**YOUR TASK:** Repeat the listing in full. Nothing may be added or left out.
:: RECORDS TO USE ::
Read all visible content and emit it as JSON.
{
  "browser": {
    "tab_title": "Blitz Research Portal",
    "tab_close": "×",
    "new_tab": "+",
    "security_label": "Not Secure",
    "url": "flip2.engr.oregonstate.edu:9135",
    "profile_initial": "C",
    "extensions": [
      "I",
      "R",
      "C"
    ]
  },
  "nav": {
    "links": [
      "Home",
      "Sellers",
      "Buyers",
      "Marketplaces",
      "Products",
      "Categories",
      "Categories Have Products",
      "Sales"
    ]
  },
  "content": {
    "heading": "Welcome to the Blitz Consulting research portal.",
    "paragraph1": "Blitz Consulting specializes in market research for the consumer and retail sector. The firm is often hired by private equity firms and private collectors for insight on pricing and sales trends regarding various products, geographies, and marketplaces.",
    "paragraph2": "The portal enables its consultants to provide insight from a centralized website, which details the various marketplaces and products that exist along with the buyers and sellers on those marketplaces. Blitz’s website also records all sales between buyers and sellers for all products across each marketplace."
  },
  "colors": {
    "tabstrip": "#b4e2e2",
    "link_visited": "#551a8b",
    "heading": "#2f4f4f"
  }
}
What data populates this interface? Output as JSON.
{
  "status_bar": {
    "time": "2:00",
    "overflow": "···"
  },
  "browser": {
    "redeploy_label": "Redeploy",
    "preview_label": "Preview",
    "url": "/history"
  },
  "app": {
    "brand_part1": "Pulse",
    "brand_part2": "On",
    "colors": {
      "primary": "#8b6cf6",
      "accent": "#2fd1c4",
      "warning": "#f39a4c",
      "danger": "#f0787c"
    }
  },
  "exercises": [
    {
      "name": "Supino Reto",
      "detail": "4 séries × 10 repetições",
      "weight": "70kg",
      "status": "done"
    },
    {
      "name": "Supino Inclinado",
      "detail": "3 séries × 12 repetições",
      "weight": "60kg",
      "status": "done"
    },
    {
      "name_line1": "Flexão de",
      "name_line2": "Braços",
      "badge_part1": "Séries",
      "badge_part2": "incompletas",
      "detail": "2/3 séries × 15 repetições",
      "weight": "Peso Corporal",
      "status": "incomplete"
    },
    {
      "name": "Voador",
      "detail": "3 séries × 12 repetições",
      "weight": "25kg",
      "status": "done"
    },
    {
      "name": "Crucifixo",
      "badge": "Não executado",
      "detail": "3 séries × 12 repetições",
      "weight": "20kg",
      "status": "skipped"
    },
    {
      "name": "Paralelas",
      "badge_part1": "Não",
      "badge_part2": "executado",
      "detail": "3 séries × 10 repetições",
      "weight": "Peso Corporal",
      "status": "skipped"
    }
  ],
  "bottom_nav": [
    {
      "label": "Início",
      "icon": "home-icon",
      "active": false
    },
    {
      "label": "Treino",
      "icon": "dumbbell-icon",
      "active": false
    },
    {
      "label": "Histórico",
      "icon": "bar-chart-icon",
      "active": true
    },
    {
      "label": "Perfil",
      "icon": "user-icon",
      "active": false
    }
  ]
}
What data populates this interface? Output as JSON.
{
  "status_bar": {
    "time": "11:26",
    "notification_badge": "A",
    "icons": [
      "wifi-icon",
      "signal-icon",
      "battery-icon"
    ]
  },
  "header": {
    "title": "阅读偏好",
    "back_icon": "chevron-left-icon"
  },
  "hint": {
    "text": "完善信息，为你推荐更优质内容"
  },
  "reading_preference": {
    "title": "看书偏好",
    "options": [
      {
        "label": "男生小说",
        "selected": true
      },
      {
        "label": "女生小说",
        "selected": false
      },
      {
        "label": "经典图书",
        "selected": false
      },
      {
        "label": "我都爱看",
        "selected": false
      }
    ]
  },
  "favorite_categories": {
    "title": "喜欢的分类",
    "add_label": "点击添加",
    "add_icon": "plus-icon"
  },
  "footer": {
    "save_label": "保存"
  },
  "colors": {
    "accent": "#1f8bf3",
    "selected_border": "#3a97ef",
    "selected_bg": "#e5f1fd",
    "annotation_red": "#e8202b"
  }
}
:::
**WORKED ANSWER:**
Read all visible content and emit it as JSON.
{
  "browser": {
    "tab_title": "Blitz Research Portal",
    "tab_close": "×",
    "new_tab": "+",
    "security_label": "Not Secure",
    "url": "flip2.engr.oregonstate.edu:9135",
    "profile_initial": "C",
    "extensions": [
      "I",
      "R",
      "C"
    ]
  },
  "nav": {
    "links": [
      "Home",
      "Sellers",
      "Buyers",
      "Marketplaces",
      "Products",
      "Categories",
      "Categories Have Products",
      "Sales"
    ]
  },
  "content": {
    "heading": "Welcome to the Blitz Consulting research portal.",
    "paragraph1": "Blitz Consulting specializes in market research for the consumer and retail sector. The firm is often hired by private equity firms and private collectors for insight on pricing and sales trends regarding various products, geographies, and marketplaces.",
    "paragraph2": "The portal enables its consultants to provide insight from a centralized website, which details the various marketplaces and products that exist along with the buyers and sellers on those marketplaces. Blitz’s website also records all sales between buyers and sellers for all products across each marketplace."
  },
  "colors": {
    "tabstrip": "#b4e2e2",
    "link_visited": "#551a8b",
    "heading": "#2f4f4f"
  }
}
What data populates this interface? Output as JSON.
{
  "status_bar": {
    "time": "2:00",
    "overflow": "···"
  },
  "browser": {
    "redeploy_label": "Redeploy",
    "preview_label": "Preview",
    "url": "/history"
  },
  "app": {
    "brand_part1": "Pulse",
    "brand_part2": "On",
    "colors": {
      "primary": "#8b6cf6",
      "accent": "#2fd1c4",
      "warning": "#f39a4c",
      "danger": "#f0787c"
    }
  },
  "exercises": [
    {
      "name": "Supino Reto",
      "detail": "4 séries × 10 repetições",
      "weight": "70kg",
      "status": "done"
    },
    {
      "name": "Supino Inclinado",
      "detail": "3 séries × 12 repetições",
      "weight": "60kg",
      "status": "done"
    },
    {
      "name_line1": "Flexão de",
      "name_line2": "Braços",
      "badge_part1": "Séries",
      "badge_part2": "incompletas",
      "detail": "2/3 séries × 15 repetições",
      "weight": "Peso Corporal",
      "status": "incomplete"
    },
    {
      "name": "Voador",
      "detail": "3 séries × 12 repetições",
      "weight": "25kg",
      "status": "done"
    },
    {
      "name": "Crucifixo",
      "badge": "Não executado",
      "detail": "3 séries × 12 repetições",
      "weight": "20kg",
      "status": "skipped"
    },
    {
      "name": "Paralelas",
      "badge_part1": "Não",
      "badge_part2": "executado",
      "detail": "3 séries × 10 repetições",
      "weight": "Peso Corporal",
      "status": "skipped"
    }
  ],
  "bottom_nav": [
    {
      "label": "Início",
      "icon": "home-icon",
      "active": false
    },
    {
      "label": "Treino",
      "icon": "dumbbell-icon",
      "active": false
    },
    {
      "label": "Histórico",
      "icon": "bar-chart-icon",
      "active": true
    },
    {
      "label": "Perfil",
      "icon": "user-icon",
      "active": false
    }
  ]
}
What data populates this interface? Output as JSON.
{
  "status_bar": {
    "time": "11:26",
    "notification_badge": "A",
    "icons": [
      "wifi-icon",
      "signal-icon",
      "battery-icon"
    ]
  },
  "header": {
    "title": "阅读偏好",
    "back_icon": "chevron-left-icon"
  },
  "hint": {
    "text": "完善信息，为你推荐更优质内容"
  },
  "reading_preference": {
    "title": "看书偏好",
    "options": [
      {
        "label": "男生小说",
        "selected": true
      },
      {
        "label": "女生小说",
        "selected": false
      },
      {
        "label": "经典图书",
        "selected": false
      },
      {
        "label": "我都爱看",
        "selected": false
      }
    ]
  },
  "favorite_categories": {
    "title": "喜欢的分类",
    "add_label": "点击添加",
    "add_icon": "plus-icon"
  },
  "footer": {
    "save_label": "保存"
  },
  "colors": {
    "accent": "#1f8bf3",
    "selected_border": "#3a97ef",
    "selected_bg": "#e5f1fd",
    "annotation_red": "#e8202b"
  }
}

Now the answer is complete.